— WRITTEN PROBLEM —
Copy each line of the records that holds the string "text".

-- Start of TASK INPUTS --

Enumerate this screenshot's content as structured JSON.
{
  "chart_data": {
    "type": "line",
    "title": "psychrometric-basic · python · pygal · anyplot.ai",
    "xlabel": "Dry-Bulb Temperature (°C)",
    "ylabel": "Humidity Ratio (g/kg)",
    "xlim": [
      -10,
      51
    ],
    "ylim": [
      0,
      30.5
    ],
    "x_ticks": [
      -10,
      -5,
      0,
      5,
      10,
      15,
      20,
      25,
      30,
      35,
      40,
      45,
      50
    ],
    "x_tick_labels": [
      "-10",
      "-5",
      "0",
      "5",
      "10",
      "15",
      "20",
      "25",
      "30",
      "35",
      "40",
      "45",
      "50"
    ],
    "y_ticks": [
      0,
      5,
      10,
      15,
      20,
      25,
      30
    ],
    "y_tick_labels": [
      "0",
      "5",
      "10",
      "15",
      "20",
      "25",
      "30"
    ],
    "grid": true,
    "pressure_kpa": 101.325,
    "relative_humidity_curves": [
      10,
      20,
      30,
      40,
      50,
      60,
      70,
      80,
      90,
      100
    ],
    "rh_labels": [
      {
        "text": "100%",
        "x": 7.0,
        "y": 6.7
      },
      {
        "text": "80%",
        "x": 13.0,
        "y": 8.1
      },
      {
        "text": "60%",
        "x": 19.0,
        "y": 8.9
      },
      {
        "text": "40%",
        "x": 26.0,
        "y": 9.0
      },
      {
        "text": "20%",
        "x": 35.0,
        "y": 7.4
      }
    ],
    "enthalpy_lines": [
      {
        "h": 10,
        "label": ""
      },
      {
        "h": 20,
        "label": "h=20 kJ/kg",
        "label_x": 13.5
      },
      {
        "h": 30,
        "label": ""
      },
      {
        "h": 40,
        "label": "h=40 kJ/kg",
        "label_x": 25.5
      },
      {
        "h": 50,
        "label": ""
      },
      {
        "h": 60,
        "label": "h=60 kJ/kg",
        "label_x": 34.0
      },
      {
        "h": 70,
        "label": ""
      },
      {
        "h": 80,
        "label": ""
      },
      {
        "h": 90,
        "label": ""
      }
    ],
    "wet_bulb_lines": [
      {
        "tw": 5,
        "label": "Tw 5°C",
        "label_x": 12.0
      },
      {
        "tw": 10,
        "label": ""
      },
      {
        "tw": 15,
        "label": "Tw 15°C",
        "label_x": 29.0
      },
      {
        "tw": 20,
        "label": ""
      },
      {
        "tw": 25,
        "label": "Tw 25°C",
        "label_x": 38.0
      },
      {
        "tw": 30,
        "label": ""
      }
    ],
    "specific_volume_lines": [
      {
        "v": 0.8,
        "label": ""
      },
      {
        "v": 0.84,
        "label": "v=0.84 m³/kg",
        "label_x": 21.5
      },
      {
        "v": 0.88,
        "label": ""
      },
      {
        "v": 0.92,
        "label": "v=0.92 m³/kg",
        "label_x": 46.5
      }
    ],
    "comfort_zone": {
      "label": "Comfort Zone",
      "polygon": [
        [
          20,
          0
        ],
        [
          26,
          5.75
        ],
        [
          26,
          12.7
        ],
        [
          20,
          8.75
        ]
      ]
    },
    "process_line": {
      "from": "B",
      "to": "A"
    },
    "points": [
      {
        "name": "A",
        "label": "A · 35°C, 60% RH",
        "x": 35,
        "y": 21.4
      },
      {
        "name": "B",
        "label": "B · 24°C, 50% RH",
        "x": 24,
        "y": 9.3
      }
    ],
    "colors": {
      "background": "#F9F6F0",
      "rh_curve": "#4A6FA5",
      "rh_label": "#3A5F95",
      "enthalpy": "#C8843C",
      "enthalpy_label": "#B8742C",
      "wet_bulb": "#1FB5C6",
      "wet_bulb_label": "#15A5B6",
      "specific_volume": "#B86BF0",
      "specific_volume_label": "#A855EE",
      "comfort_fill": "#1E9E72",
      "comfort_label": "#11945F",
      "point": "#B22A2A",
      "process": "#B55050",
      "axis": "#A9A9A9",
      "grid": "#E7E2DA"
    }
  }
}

-- End of TASK INPUTS --

— RIGHT ANSWER —
        "text": "100%",
        "text": "80%",
        "text": "60%",
        "text": "40%",
        "text": "20%",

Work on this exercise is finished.